··· Data for the task ···
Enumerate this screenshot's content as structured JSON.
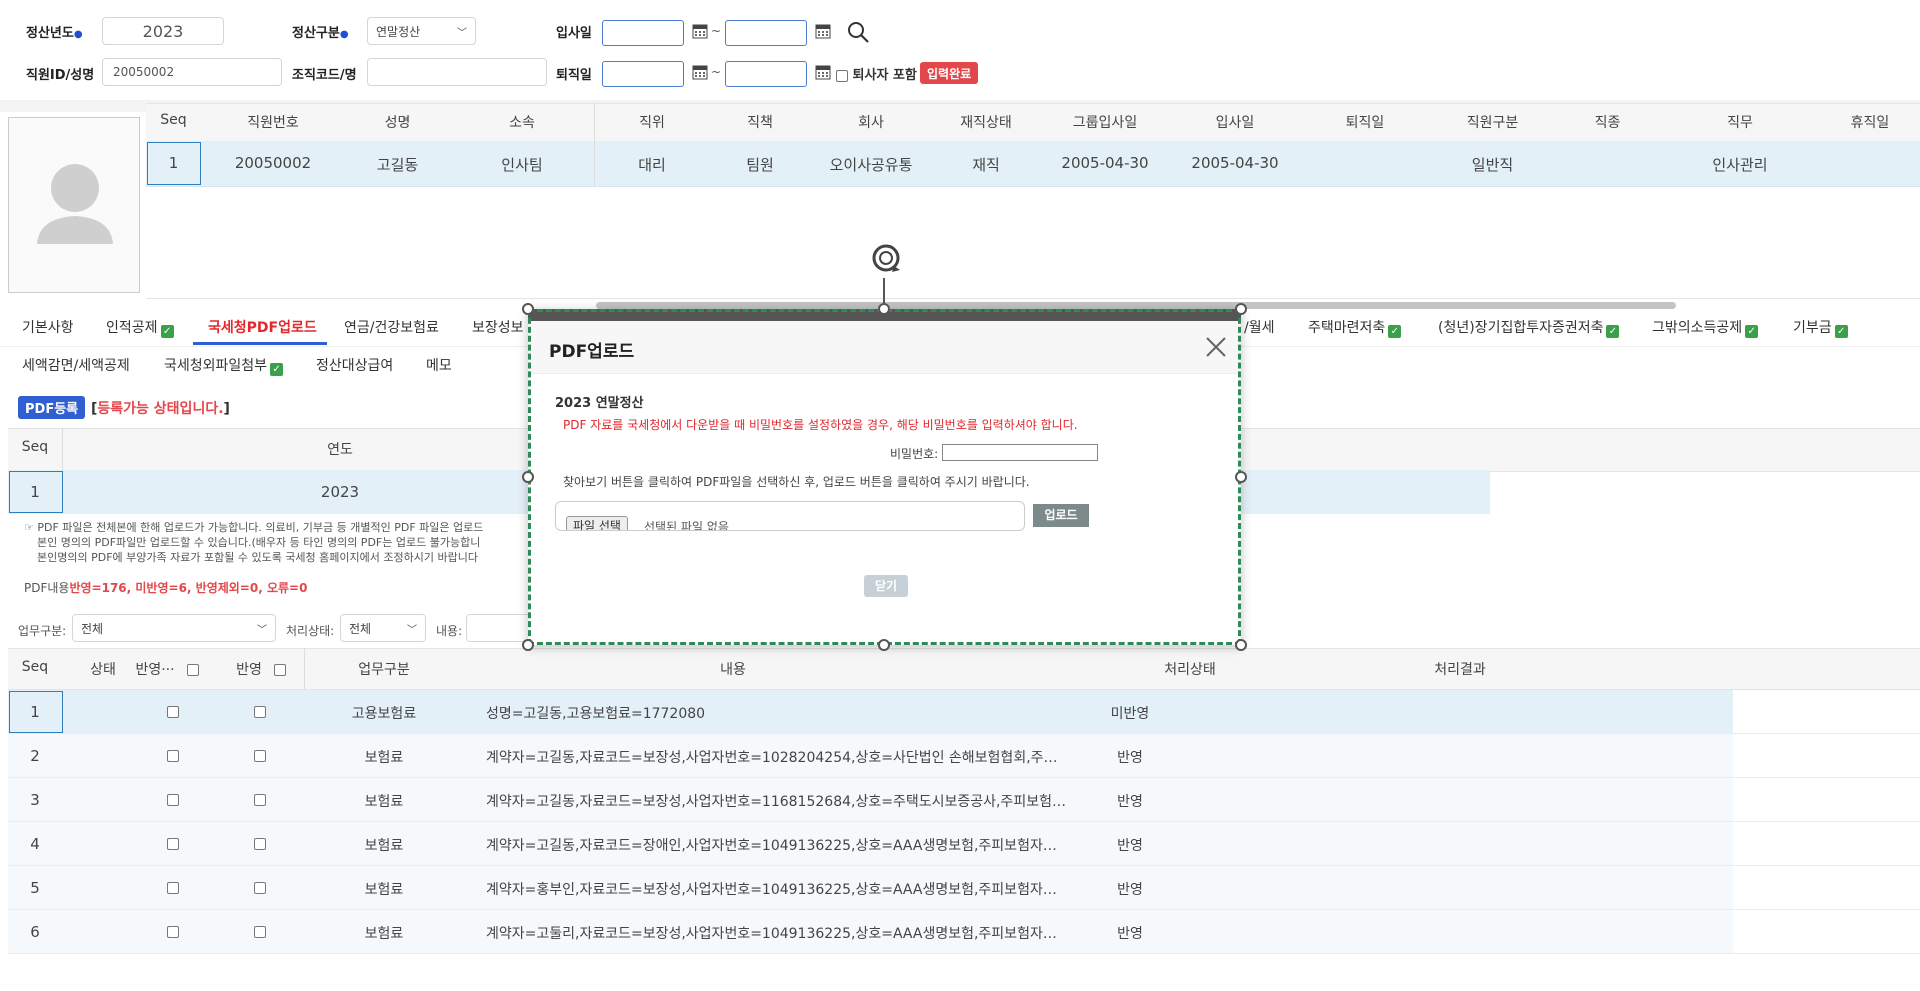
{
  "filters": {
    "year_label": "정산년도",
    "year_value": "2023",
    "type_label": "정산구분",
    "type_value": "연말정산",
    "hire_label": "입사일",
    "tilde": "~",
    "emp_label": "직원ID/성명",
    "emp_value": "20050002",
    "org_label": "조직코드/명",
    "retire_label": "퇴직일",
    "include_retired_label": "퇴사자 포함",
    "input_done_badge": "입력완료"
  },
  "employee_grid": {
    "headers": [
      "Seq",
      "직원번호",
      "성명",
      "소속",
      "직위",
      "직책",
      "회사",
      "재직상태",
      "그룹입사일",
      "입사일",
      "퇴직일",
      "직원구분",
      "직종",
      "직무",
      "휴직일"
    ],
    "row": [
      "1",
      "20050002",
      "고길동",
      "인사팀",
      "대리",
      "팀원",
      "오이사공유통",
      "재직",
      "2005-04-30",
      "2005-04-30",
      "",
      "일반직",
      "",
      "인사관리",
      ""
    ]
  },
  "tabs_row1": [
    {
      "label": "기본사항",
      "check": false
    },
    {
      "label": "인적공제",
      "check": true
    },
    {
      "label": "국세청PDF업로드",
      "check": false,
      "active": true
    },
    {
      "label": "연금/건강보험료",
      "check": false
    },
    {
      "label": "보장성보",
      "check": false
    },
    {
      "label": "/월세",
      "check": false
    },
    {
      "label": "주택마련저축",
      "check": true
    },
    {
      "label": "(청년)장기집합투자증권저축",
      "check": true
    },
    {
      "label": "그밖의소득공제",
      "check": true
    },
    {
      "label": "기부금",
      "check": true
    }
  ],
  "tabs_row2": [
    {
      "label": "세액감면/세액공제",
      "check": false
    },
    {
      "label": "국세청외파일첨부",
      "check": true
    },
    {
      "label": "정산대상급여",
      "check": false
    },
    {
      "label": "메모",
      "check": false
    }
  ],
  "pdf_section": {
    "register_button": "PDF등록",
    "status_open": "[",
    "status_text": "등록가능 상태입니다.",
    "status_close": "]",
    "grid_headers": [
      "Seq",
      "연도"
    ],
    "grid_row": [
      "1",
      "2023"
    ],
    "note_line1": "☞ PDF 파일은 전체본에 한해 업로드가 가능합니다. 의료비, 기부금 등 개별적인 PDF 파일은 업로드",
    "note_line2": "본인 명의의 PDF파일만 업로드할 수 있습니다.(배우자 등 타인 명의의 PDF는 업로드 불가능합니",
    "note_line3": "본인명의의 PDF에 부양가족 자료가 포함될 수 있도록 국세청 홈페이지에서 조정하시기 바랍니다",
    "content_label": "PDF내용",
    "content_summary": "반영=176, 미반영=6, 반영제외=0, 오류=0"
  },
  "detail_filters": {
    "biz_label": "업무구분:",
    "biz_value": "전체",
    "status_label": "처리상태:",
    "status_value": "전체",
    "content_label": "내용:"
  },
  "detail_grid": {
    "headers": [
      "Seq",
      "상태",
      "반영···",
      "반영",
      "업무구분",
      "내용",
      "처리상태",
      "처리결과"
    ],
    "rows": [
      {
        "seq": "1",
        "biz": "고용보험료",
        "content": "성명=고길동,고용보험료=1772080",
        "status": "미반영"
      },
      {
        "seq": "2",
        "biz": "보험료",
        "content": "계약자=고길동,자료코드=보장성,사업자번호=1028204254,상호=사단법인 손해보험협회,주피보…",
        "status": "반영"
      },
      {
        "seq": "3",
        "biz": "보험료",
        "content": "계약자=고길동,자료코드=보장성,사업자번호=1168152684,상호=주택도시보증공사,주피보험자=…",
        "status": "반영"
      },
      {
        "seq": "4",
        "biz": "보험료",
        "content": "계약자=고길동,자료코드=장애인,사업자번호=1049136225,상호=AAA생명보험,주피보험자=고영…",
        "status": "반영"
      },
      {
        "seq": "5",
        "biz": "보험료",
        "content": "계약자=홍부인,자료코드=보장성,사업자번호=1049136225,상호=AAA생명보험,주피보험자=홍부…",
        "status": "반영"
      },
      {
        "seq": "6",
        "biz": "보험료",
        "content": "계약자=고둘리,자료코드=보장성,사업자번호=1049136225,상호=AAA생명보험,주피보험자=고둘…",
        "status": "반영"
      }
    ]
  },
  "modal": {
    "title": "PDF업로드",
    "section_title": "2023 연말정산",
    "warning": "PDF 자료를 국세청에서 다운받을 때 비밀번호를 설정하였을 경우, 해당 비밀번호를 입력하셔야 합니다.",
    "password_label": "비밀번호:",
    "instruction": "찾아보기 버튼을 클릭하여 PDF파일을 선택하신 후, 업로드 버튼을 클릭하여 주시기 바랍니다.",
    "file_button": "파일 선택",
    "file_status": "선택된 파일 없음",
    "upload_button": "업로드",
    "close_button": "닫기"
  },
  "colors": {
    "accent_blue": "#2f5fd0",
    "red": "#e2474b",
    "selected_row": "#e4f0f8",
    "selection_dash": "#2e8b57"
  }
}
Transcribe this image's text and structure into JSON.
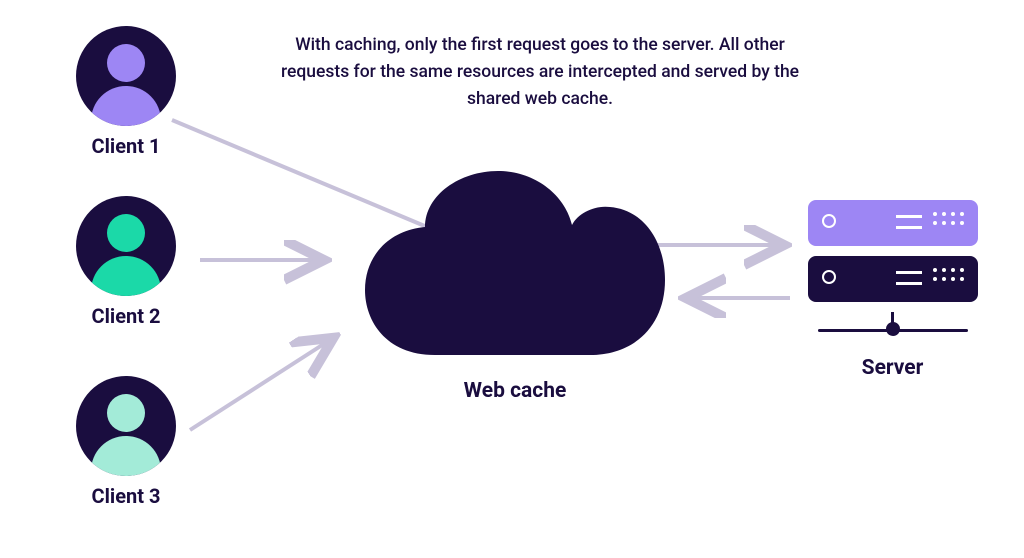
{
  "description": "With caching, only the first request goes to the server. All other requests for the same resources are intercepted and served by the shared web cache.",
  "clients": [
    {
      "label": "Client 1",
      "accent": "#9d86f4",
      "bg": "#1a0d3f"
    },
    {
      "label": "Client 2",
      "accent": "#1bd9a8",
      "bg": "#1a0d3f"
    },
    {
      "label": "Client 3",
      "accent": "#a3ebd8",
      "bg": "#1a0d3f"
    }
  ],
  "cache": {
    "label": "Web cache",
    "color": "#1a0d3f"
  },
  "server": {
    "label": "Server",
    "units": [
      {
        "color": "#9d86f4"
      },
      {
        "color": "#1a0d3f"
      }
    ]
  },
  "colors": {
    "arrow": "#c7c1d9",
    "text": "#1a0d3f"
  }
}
···
··· Data for the task ···
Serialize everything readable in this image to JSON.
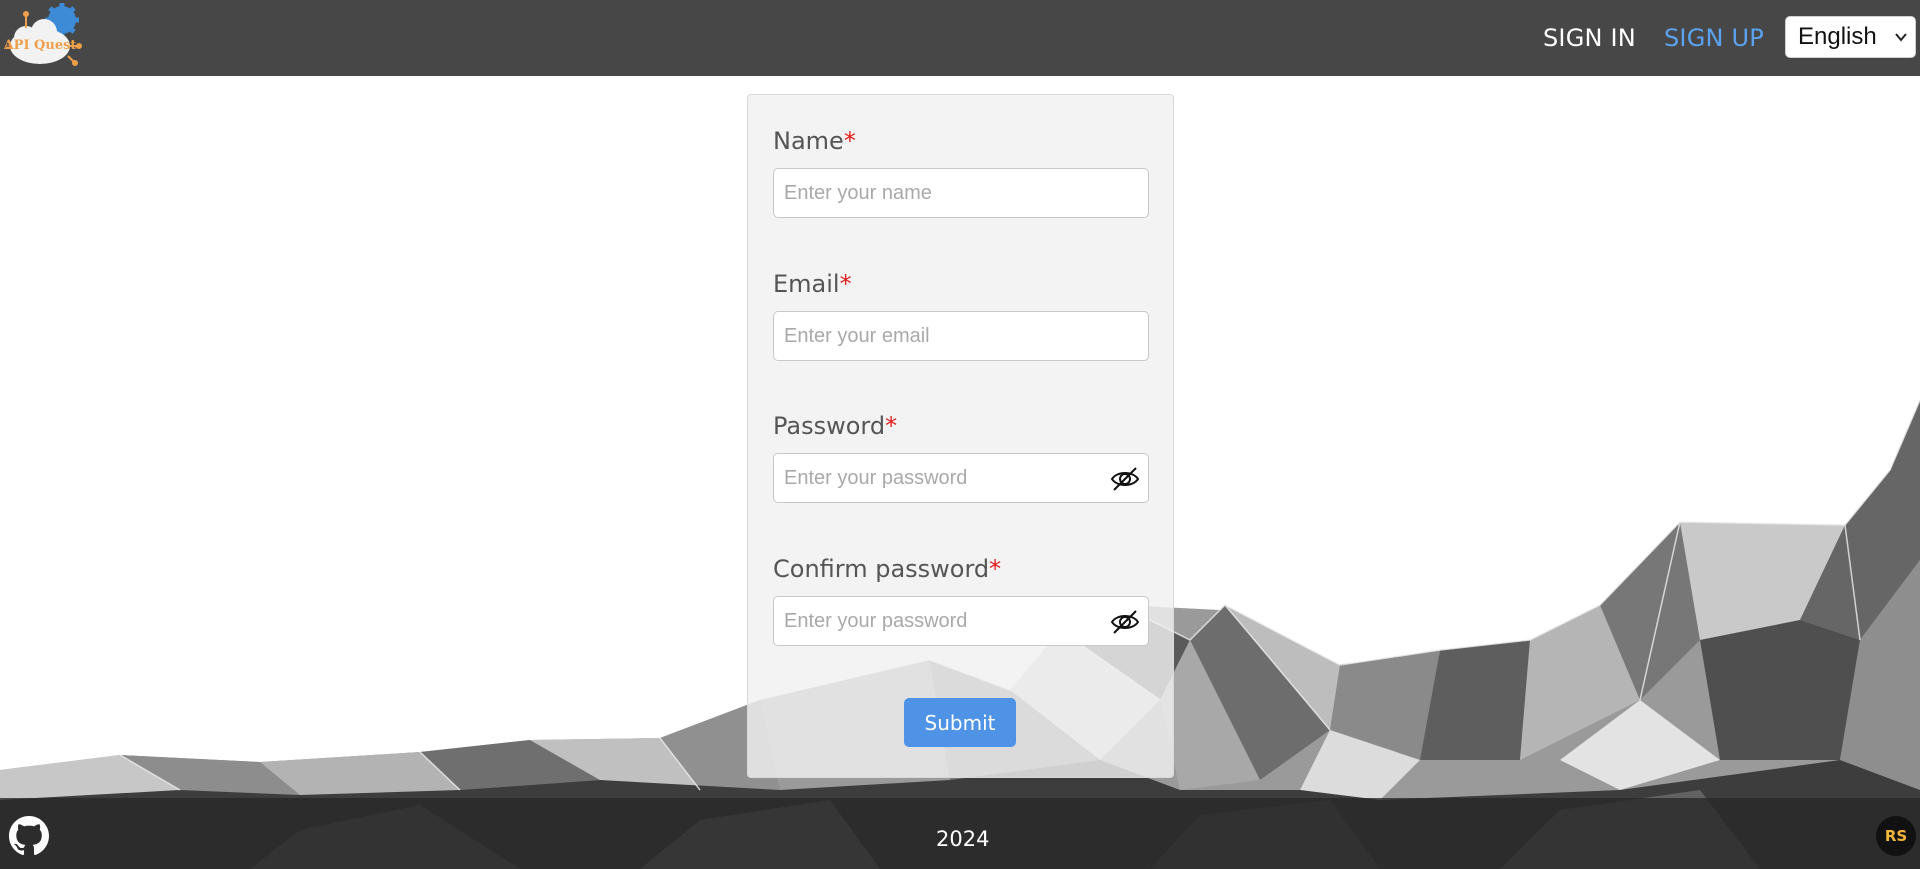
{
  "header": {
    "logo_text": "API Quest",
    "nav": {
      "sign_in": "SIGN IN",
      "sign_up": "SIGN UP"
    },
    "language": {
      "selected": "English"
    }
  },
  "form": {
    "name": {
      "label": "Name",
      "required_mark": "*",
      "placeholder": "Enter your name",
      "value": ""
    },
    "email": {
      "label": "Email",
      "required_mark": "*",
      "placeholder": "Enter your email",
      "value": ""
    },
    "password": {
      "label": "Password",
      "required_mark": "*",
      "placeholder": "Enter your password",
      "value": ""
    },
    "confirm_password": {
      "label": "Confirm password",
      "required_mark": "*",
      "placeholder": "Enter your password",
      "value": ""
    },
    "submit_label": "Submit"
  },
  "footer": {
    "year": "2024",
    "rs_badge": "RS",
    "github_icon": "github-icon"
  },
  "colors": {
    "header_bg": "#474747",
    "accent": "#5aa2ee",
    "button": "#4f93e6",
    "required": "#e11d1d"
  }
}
···
→ **Set task**
Select all lines in the listing above where the word "사업자번호" appears, and show them.

→ **Written response**
        "content": "계약자=고길동,자료코드=보장성,사업자번호=1028204254,상호=사단법인 손해보험협회,주피보…",
        "content": "계약자=고길동,자료코드=보장성,사업자번호=1168152684,상호=주택도시보증공사,주피보험자=…",
        "content": "계약자=고길동,자료코드=장애인,사업자번호=1049136225,상호=AAA생명보험,주피보험자=고영…",
        "content": "계약자=홍부인,자료코드=보장성,사업자번호=1049136225,상호=AAA생명보험,주피보험자=홍부…",
        "content": "계약자=고둘리,자료코드=보장성,사업자번호=1049136225,상호=AAA생명보험,주피보험자=고둘…",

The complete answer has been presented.